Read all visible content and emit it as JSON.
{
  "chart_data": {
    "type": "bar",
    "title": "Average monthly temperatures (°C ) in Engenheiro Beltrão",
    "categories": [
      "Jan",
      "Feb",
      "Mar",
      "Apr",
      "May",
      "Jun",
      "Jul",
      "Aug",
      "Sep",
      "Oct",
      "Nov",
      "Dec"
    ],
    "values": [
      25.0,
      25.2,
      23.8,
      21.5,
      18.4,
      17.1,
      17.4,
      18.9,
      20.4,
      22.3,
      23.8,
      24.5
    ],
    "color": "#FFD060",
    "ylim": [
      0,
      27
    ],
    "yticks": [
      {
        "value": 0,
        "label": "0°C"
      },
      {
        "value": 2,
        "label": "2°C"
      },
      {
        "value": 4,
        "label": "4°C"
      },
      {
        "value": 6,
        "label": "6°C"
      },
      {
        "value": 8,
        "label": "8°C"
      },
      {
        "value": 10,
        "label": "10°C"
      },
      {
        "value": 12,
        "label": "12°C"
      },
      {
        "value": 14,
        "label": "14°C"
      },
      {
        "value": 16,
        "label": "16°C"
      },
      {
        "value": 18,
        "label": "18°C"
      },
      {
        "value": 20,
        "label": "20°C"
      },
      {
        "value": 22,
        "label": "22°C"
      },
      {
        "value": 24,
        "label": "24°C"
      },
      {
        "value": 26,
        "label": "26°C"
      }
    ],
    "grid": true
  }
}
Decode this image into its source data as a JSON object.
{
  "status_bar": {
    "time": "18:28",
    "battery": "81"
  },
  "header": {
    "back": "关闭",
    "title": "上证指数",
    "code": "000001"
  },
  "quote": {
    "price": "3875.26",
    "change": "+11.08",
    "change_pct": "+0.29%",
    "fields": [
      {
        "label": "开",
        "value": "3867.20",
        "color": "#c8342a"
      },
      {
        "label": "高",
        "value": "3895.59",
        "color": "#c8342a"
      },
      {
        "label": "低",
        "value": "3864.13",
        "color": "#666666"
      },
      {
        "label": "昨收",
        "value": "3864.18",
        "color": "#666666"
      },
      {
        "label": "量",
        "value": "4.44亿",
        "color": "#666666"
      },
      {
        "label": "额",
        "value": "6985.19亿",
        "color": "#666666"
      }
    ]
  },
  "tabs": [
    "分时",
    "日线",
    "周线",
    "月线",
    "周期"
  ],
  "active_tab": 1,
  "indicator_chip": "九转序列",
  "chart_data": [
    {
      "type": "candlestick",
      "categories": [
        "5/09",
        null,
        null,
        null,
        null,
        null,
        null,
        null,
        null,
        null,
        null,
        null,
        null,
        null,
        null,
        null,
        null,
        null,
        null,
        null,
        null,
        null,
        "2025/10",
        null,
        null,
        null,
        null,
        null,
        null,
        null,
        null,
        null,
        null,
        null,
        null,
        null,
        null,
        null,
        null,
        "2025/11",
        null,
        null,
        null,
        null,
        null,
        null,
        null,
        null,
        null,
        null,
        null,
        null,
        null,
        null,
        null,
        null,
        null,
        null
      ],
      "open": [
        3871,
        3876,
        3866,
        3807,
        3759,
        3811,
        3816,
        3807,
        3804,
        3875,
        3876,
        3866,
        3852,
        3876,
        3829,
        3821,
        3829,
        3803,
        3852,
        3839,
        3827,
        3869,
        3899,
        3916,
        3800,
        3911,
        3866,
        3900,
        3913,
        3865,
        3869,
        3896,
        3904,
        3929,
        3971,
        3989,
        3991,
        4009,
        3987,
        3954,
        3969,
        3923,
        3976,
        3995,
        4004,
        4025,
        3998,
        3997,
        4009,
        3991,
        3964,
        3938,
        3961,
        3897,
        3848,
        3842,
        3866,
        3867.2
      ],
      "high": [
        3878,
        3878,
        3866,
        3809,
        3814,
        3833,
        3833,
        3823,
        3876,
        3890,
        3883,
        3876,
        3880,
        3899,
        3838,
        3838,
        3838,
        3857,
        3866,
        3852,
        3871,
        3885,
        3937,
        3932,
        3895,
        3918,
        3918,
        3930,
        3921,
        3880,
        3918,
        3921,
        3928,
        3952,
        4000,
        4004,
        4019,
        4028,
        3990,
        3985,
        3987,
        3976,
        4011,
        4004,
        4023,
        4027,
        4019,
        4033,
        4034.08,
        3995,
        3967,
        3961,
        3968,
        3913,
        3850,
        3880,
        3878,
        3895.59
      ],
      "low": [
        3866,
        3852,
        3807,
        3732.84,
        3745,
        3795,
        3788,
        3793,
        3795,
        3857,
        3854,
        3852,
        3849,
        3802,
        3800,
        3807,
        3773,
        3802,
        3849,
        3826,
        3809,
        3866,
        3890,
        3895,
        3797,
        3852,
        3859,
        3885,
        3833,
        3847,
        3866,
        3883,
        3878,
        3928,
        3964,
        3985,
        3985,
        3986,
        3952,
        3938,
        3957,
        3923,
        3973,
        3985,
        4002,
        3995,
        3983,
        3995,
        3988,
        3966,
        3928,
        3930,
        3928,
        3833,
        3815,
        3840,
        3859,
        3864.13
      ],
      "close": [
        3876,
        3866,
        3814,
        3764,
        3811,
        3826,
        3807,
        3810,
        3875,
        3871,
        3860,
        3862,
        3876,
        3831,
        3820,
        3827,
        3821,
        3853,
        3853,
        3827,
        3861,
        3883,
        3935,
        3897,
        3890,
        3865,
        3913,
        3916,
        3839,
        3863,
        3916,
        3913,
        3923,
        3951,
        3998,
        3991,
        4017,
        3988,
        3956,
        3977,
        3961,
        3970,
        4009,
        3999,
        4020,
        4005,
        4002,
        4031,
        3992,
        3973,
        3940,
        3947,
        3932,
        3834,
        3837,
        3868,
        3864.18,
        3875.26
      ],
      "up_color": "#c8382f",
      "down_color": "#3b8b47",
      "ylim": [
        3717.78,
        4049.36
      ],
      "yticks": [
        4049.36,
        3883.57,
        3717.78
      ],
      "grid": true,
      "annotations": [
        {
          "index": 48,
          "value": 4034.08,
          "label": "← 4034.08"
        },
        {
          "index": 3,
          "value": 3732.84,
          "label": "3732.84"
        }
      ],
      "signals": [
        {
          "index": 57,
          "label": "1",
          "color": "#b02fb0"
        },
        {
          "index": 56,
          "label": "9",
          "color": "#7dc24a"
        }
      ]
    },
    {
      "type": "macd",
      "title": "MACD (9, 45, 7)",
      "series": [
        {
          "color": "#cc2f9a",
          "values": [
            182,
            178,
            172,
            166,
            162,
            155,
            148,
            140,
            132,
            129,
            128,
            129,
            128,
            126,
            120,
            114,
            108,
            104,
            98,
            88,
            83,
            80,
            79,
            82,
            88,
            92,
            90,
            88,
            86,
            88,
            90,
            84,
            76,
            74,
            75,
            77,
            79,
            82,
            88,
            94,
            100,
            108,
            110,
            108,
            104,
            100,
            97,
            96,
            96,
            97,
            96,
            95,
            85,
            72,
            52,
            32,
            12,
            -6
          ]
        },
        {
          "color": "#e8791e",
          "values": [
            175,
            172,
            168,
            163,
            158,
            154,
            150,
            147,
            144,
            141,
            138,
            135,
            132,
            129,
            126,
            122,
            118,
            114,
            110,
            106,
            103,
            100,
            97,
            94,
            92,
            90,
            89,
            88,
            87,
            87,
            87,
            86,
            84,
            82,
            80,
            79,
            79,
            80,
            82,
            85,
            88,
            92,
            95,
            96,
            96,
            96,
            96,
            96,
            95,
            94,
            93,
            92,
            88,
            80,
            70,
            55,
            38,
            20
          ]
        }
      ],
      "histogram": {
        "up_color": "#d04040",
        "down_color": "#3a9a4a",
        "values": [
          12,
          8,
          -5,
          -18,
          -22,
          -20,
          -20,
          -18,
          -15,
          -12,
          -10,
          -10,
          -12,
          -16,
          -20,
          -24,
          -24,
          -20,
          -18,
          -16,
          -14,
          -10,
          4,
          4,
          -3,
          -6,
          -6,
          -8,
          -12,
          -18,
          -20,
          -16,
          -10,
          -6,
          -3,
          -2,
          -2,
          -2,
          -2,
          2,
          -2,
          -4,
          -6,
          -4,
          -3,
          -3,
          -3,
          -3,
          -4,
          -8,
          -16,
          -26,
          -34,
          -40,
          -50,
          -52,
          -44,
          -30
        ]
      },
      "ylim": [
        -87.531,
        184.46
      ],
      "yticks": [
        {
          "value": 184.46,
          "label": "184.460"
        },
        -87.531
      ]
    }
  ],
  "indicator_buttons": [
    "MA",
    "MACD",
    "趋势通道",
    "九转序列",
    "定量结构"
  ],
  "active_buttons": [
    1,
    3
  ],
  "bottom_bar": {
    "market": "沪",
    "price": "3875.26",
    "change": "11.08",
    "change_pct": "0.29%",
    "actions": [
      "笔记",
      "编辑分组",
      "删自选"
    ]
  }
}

▶ **Task statement**: Using the listing above, list every line in which the string "title" occurs.

▶ **Answer to this task**:
    "title": "Average monthly temperatures (°C ) in Engenheiro Beltrão",
    "title": "上证指数",
      "title": "MACD (9, 45, 7)",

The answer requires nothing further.